**STATED PROBLEM**.
Every record here should be printed again exactly.

**RECORDS FOR THIS EXERCISE**.
* * * * * * * * *

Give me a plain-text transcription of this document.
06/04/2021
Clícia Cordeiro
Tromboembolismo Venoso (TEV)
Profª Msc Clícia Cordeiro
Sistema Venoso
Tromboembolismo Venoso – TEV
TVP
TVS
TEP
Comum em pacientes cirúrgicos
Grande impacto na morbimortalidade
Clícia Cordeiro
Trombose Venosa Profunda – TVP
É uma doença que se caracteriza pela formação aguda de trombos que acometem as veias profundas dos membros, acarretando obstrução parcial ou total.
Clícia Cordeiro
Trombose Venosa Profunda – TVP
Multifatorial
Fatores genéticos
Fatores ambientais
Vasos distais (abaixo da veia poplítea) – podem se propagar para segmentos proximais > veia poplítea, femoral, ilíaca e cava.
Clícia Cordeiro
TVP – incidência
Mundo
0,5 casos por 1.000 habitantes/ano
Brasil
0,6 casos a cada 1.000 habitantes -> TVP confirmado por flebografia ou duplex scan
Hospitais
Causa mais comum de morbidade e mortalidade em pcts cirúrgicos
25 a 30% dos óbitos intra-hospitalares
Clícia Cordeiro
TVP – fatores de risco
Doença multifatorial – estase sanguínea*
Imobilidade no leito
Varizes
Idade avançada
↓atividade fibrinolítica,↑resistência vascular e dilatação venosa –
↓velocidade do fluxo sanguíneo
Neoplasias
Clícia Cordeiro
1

* * * * * * * * *

**TASK RESPONSE**.
Give me a plain-text transcription of this document.
06/04/2021
Clícia Cordeiro
Tromboembolismo Venoso (TEV)
Profª Msc Clícia Cordeiro
Sistema Venoso
Tromboembolismo Venoso – TEV
TVP
TVS
TEP
Comum em pacientes cirúrgicos
Grande impacto na morbimortalidade
Clícia Cordeiro
Trombose Venosa Profunda – TVP
É uma doença que se caracteriza pela formação aguda de trombos que acometem as veias profundas dos membros, acarretando obstrução parcial ou total.
Clícia Cordeiro
Trombose Venosa Profunda – TVP
Multifatorial
Fatores genéticos
Fatores ambientais
Vasos distais (abaixo da veia poplítea) – podem se propagar para segmentos proximais > veia poplítea, femoral, ilíaca e cava.
Clícia Cordeiro
TVP – incidência
Mundo
0,5 casos por 1.000 habitantes/ano
Brasil
0,6 casos a cada 1.000 habitantes -> TVP confirmado por flebografia ou duplex scan
Hospitais
Causa mais comum de morbidade e mortalidade em pcts cirúrgicos
25 a 30% dos óbitos intra-hospitalares
Clícia Cordeiro
TVP – fatores de risco
Doença multifatorial – estase sanguínea*
Imobilidade no leito
Varizes
Idade avançada
↓atividade fibrinolítica,↑resistência vascular e dilatação venosa –
↓velocidade do fluxo sanguíneo
Neoplasias
Clícia Cordeiro
1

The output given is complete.